**Instruction**
Extract the lines from the first one up to and including the line with "x-tick-label: 20 [750,443,764,457]", and reproduce them unchanged.

(Rows from a dataset)
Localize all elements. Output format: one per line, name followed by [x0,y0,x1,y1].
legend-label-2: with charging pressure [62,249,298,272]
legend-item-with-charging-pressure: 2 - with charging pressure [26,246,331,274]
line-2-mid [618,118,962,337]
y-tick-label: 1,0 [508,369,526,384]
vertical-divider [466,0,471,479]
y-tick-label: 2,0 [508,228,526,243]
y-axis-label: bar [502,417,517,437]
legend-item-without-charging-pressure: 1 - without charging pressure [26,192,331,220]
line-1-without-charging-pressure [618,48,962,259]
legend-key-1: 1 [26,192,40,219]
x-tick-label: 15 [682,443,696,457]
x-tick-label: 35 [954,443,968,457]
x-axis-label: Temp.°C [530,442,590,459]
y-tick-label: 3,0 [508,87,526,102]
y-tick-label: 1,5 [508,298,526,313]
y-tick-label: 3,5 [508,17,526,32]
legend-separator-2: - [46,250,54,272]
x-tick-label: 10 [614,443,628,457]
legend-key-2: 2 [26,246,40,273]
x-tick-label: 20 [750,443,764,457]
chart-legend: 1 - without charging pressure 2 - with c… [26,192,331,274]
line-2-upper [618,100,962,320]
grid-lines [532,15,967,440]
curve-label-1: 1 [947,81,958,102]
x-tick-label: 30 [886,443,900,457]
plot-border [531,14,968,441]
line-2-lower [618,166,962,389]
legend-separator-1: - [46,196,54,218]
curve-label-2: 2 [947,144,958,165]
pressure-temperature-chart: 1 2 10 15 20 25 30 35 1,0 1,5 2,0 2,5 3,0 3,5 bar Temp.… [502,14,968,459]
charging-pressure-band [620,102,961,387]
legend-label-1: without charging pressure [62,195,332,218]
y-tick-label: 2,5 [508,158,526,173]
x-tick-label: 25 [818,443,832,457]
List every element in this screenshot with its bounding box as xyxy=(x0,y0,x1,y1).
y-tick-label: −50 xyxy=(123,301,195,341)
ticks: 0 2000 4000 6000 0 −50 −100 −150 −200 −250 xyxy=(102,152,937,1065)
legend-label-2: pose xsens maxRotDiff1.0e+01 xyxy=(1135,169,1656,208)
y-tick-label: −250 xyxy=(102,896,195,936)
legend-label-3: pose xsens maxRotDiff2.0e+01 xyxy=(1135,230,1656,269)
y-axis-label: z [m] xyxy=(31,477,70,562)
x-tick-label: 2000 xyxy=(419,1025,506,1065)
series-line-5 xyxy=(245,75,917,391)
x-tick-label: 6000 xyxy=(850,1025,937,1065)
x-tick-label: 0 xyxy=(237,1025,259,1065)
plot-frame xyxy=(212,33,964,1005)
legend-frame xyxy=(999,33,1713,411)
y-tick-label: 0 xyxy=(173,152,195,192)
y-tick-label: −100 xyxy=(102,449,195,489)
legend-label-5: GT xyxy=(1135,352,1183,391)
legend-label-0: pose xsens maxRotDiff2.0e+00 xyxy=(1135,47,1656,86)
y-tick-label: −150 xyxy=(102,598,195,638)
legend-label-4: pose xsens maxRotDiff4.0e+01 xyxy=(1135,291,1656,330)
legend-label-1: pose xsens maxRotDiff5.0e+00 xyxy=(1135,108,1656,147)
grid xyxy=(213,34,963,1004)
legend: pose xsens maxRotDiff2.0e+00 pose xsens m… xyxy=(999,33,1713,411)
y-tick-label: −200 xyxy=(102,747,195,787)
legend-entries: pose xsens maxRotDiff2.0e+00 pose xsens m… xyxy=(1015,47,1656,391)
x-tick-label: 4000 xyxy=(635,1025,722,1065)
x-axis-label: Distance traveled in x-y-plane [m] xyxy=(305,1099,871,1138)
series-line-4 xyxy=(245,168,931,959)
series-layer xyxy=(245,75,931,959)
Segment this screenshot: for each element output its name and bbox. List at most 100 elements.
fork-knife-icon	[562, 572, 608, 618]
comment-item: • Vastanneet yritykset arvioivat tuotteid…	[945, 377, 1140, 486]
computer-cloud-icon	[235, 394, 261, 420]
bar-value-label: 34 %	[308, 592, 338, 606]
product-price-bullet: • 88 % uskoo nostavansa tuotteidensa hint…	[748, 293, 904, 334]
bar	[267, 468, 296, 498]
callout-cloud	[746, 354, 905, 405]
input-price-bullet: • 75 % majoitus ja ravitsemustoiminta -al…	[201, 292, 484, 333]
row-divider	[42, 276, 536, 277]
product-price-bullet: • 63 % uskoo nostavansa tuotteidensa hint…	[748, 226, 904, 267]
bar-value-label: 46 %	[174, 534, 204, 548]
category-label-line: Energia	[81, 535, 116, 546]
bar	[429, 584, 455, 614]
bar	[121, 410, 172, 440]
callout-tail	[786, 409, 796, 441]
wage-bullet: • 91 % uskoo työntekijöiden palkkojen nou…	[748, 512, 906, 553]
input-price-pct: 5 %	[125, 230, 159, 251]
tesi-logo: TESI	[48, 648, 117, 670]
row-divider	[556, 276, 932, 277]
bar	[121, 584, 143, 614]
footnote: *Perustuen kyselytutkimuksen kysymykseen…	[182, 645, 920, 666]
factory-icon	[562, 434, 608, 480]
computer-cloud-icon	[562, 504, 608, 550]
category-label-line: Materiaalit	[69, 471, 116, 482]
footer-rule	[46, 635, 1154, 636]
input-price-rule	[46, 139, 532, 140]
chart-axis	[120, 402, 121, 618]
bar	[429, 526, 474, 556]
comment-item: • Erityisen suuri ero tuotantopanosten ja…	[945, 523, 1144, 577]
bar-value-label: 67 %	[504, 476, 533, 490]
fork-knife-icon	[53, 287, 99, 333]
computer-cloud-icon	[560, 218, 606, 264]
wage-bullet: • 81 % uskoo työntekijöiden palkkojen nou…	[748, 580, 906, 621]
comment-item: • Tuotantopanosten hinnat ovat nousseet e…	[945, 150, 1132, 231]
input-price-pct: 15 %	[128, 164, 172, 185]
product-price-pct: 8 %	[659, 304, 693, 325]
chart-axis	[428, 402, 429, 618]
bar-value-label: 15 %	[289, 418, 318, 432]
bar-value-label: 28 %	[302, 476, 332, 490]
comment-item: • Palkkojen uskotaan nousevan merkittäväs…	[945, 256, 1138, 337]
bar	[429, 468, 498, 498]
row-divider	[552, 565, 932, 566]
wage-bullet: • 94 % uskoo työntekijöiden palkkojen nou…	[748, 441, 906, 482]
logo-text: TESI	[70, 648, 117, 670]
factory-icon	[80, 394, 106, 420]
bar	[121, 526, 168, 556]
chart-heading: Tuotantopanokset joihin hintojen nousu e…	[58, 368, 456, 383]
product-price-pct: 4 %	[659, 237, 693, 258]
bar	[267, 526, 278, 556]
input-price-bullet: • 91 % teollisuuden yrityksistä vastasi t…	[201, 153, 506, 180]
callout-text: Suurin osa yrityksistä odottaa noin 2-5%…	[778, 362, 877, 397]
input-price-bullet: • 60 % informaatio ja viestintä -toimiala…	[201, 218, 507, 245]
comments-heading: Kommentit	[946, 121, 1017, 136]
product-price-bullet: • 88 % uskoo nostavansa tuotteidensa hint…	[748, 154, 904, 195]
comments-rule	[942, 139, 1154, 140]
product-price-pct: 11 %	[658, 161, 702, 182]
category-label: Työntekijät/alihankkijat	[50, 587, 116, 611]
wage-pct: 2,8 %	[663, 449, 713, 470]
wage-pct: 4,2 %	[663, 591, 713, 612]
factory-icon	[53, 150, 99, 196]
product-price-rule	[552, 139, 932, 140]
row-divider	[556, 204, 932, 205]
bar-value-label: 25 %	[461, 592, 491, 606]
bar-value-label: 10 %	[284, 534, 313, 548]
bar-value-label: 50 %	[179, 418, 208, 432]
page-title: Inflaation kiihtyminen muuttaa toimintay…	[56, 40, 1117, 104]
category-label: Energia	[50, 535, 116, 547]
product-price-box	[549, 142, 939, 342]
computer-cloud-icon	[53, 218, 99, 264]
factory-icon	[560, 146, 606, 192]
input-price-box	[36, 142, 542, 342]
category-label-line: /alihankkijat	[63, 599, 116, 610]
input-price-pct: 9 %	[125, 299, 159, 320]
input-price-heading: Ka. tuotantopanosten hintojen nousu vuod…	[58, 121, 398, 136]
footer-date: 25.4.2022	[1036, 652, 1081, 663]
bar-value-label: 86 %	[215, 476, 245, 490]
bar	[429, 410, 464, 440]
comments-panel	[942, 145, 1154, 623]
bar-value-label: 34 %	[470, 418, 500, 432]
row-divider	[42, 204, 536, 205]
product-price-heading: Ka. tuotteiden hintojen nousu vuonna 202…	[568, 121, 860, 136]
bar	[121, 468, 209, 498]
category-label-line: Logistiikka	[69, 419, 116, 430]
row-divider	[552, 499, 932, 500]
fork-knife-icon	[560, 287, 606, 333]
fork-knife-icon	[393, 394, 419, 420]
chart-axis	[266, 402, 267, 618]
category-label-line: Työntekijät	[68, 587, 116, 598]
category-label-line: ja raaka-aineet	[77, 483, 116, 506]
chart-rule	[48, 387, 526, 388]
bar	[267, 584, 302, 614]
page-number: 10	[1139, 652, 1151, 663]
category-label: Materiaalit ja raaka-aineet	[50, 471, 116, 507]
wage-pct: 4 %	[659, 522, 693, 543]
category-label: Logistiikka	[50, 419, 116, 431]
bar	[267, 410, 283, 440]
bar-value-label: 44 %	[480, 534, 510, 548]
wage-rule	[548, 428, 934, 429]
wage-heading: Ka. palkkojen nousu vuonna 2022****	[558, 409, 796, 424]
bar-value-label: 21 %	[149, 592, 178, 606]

**Expected output**
Localize all elements. Output format: one per line, name followed by [x0,y0,x1,y1].
legend-label-2: with charging pressure [62,249,298,272]
legend-item-with-charging-pressure: 2 - with charging pressure [26,246,331,274]
line-2-mid [618,118,962,337]
y-tick-label: 1,0 [508,369,526,384]
vertical-divider [466,0,471,479]
y-tick-label: 2,0 [508,228,526,243]
y-axis-label: bar [502,417,517,437]
legend-item-without-charging-pressure: 1 - without charging pressure [26,192,331,220]
line-1-without-charging-pressure [618,48,962,259]
legend-key-1: 1 [26,192,40,219]
x-tick-label: 15 [682,443,696,457]
x-tick-label: 35 [954,443,968,457]
x-axis-label: Temp.°C [530,442,590,459]
y-tick-label: 3,0 [508,87,526,102]
y-tick-label: 1,5 [508,298,526,313]
y-tick-label: 3,5 [508,17,526,32]
legend-separator-2: - [46,250,54,272]
x-tick-label: 10 [614,443,628,457]
legend-key-2: 2 [26,246,40,273]
x-tick-label: 20 [750,443,764,457]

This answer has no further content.